● **Stored data**:
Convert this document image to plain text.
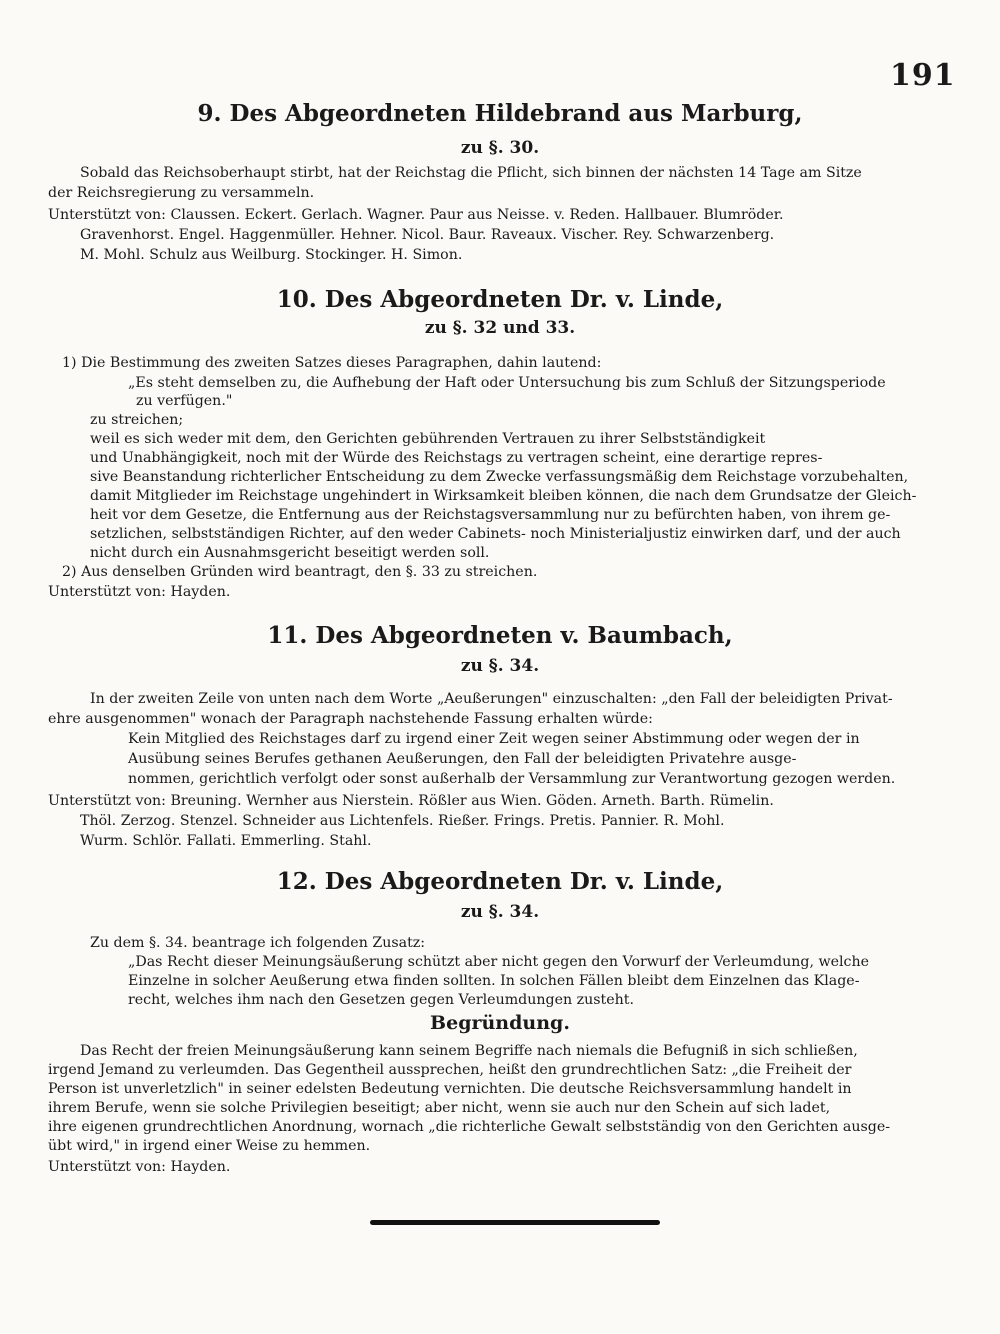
191
9. Des Abgeordneten Hildebrand aus Marburg,
zu §. 30.
Sobald das Reichsoberhaupt stirbt, hat der Reichstag die Pflicht, sich binnen der nächsten 14 Tage am Sitze
der Reichsregierung zu versammeln.
Unterstützt von: Claussen. Eckert. Gerlach. Wagner. Paur aus Neisse. v. Reden. Hallbauer. Blumröder.
Gravenhorst. Engel. Haggenmüller. Hehner. Nicol. Baur. Raveaux. Vischer. Rey. Schwarzenberg.
M. Mohl. Schulz aus Weilburg. Stockinger. H. Simon.
10. Des Abgeordneten Dr. v. Linde,
zu §. 32 und 33.
1) Die Bestimmung des zweiten Satzes dieses Paragraphen, dahin lautend:
„Es steht demselben zu, die Aufhebung der Haft oder Untersuchung bis zum Schluß der Sitzungsperiode
zu verfügen."
zu streichen;
weil es sich weder mit dem, den Gerichten gebührenden Vertrauen zu ihrer Selbstständigkeit
und Unabhängigkeit, noch mit der Würde des Reichstags zu vertragen scheint, eine derartige repres-
sive Beanstandung richterlicher Entscheidung zu dem Zwecke verfassungsmäßig dem Reichstage vorzubehalten,
damit Mitglieder im Reichstage ungehindert in Wirksamkeit bleiben können, die nach dem Grundsatze der Gleich-
heit vor dem Gesetze, die Entfernung aus der Reichstagsversammlung nur zu befürchten haben, von ihrem ge-
setzlichen, selbstständigen Richter, auf den weder Cabinets- noch Ministerialjustiz einwirken darf, und der auch
nicht durch ein Ausnahmsgericht beseitigt werden soll.
2) Aus denselben Gründen wird beantragt, den §. 33 zu streichen.
Unterstützt von: Hayden.
11. Des Abgeordneten v. Baumbach,
zu §. 34.
In der zweiten Zeile von unten nach dem Worte „Aeußerungen" einzuschalten: „den Fall der beleidigten Privat-
ehre ausgenommen" wonach der Paragraph nachstehende Fassung erhalten würde:
Kein Mitglied des Reichstages darf zu irgend einer Zeit wegen seiner Abstimmung oder wegen der in
Ausübung seines Berufes gethanen Aeußerungen, den Fall der beleidigten Privatehre ausge-
nommen, gerichtlich verfolgt oder sonst außerhalb der Versammlung zur Verantwortung gezogen werden.
Unterstützt von: Breuning. Wernher aus Nierstein. Rößler aus Wien. Göden. Arneth. Barth. Rümelin.
Thöl. Zerzog. Stenzel. Schneider aus Lichtenfels. Rießer. Frings. Pretis. Pannier. R. Mohl.
Wurm. Schlör. Fallati. Emmerling. Stahl.
12. Des Abgeordneten Dr. v. Linde,
zu §. 34.
Zu dem §. 34. beantrage ich folgenden Zusatz:
„Das Recht dieser Meinungsäußerung schützt aber nicht gegen den Vorwurf der Verleumdung, welche
Einzelne in solcher Aeußerung etwa finden sollten. In solchen Fällen bleibt dem Einzelnen das Klage-
recht, welches ihm nach den Gesetzen gegen Verleumdungen zusteht.
Begründung.
Das Recht der freien Meinungsäußerung kann seinem Begriffe nach niemals die Befugniß in sich schließen,
irgend Jemand zu verleumden. Das Gegentheil aussprechen, heißt den grundrechtlichen Satz: „die Freiheit der
Person ist unverletzlich" in seiner edelsten Bedeutung vernichten. Die deutsche Reichsversammlung handelt in
ihrem Berufe, wenn sie solche Privilegien beseitigt; aber nicht, wenn sie auch nur den Schein auf sich ladet,
ihre eigenen grundrechtlichen Anordnung, wornach „die richterliche Gewalt selbstständig von den Gerichten ausge-
übt wird," in irgend einer Weise zu hemmen.
Unterstützt von: Hayden.
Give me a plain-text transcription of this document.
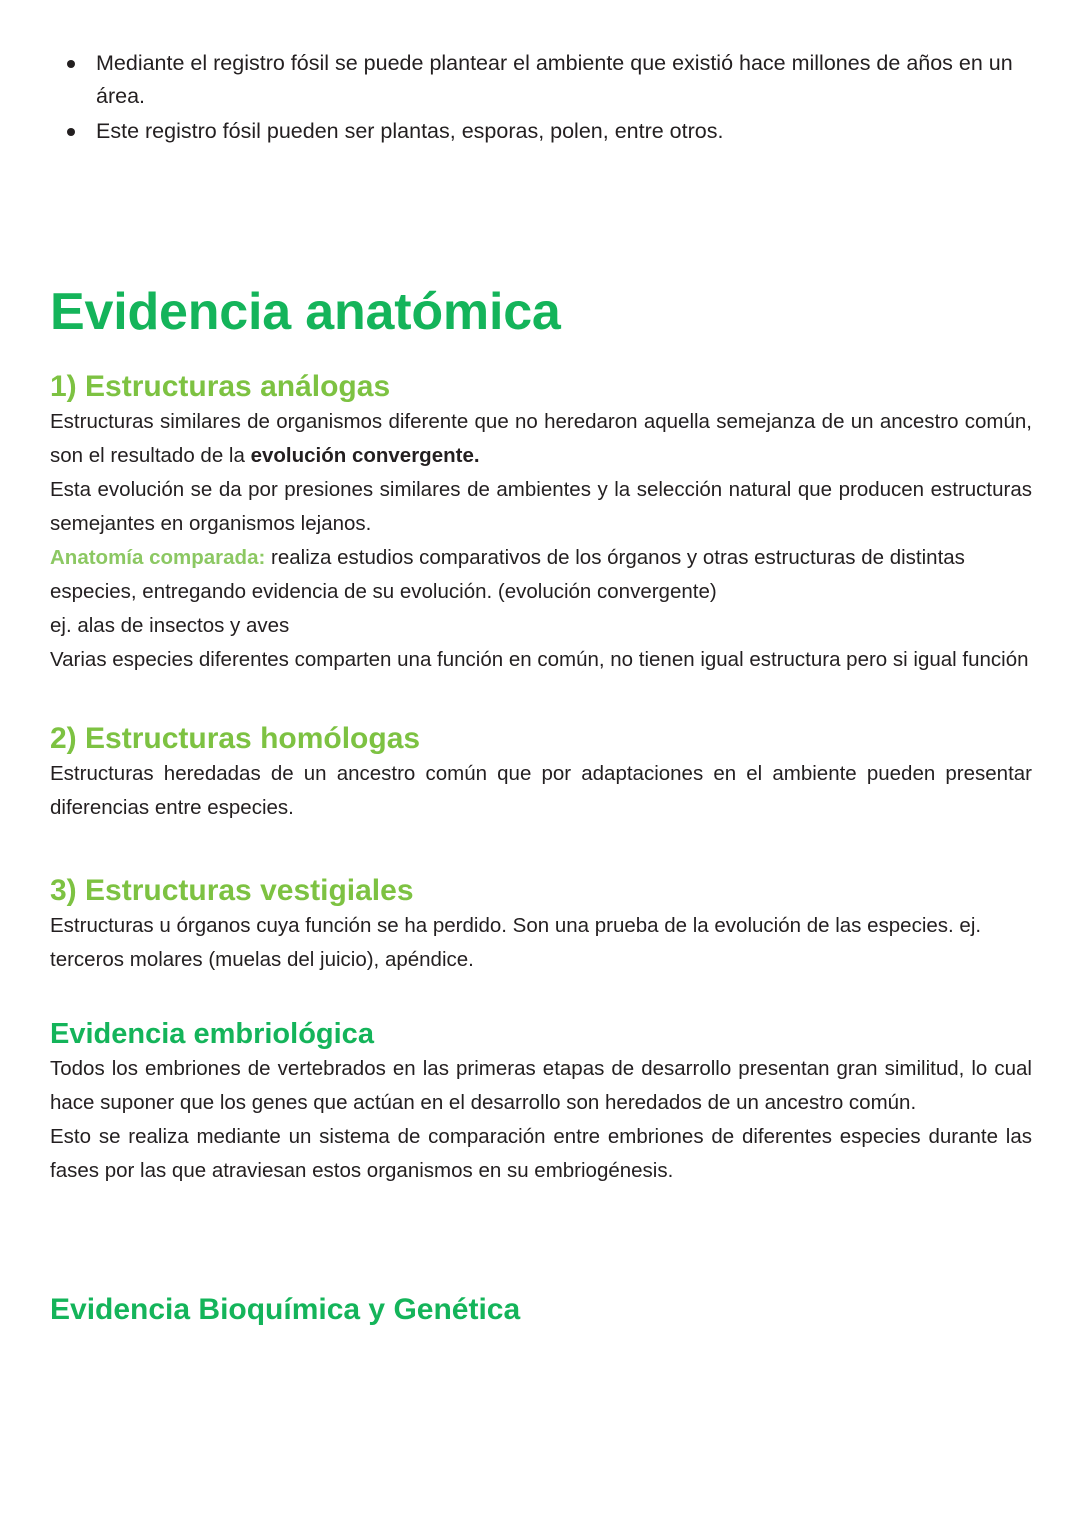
Mediante el registro fósil se puede plantear el ambiente que existió hace millones de años en un área.
Este registro fósil pueden ser plantas, esporas, polen, entre otros.
Evidencia anatómica
1) Estructuras análogas

Estructuras similares de organismos diferente que no heredaron aquella semejanza de un ancestro común, son el resultado de la evolución convergente.

Esta evolución se da por presiones similares de ambientes y la selección natural que producen estructuras semejantes en organismos lejanos.

Anatomía comparada: realiza estudios comparativos de los órganos y otras estructuras de distintas especies, entregando evidencia de su evolución. (evolución convergente)

ej. alas de insectos y aves

Varias especies diferentes comparten una función en común, no tienen igual estructura pero si igual función

2) Estructuras homólogas

Estructuras heredadas de un ancestro común que por adaptaciones en el ambiente pueden presentar diferencias entre especies.

3) Estructuras vestigiales

Estructuras u órganos cuya función se ha perdido. Son una prueba de la evolución de las especies. ej. terceros molares (muelas del juicio), apéndice.

Evidencia embriológica

Todos los embriones de vertebrados en las primeras etapas de desarrollo presentan gran similitud, lo cual hace suponer que los genes que actúan en el desarrollo son heredados de un ancestro común.

Esto se realiza mediante un sistema de comparación entre embriones de diferentes especies durante las fases por las que atraviesan estos organismos en su embriogénesis.

Evidencia Bioquímica y Genética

● **Try it**: In the records above, some lines hold the word "Unterstützt"; copy each such line.

● **Answer to this exercise**:
Unterstützt von: Claussen. Eckert. Gerlach. Wagner. Paur aus Neisse. v. Reden. Hallbauer. Blumröder.
Unterstützt von: Hayden.
Unterstützt von: Breuning. Wernher aus Nierstein. Rößler aus Wien. Göden. Arneth. Barth. Rümelin.
Unterstützt von: Hayden.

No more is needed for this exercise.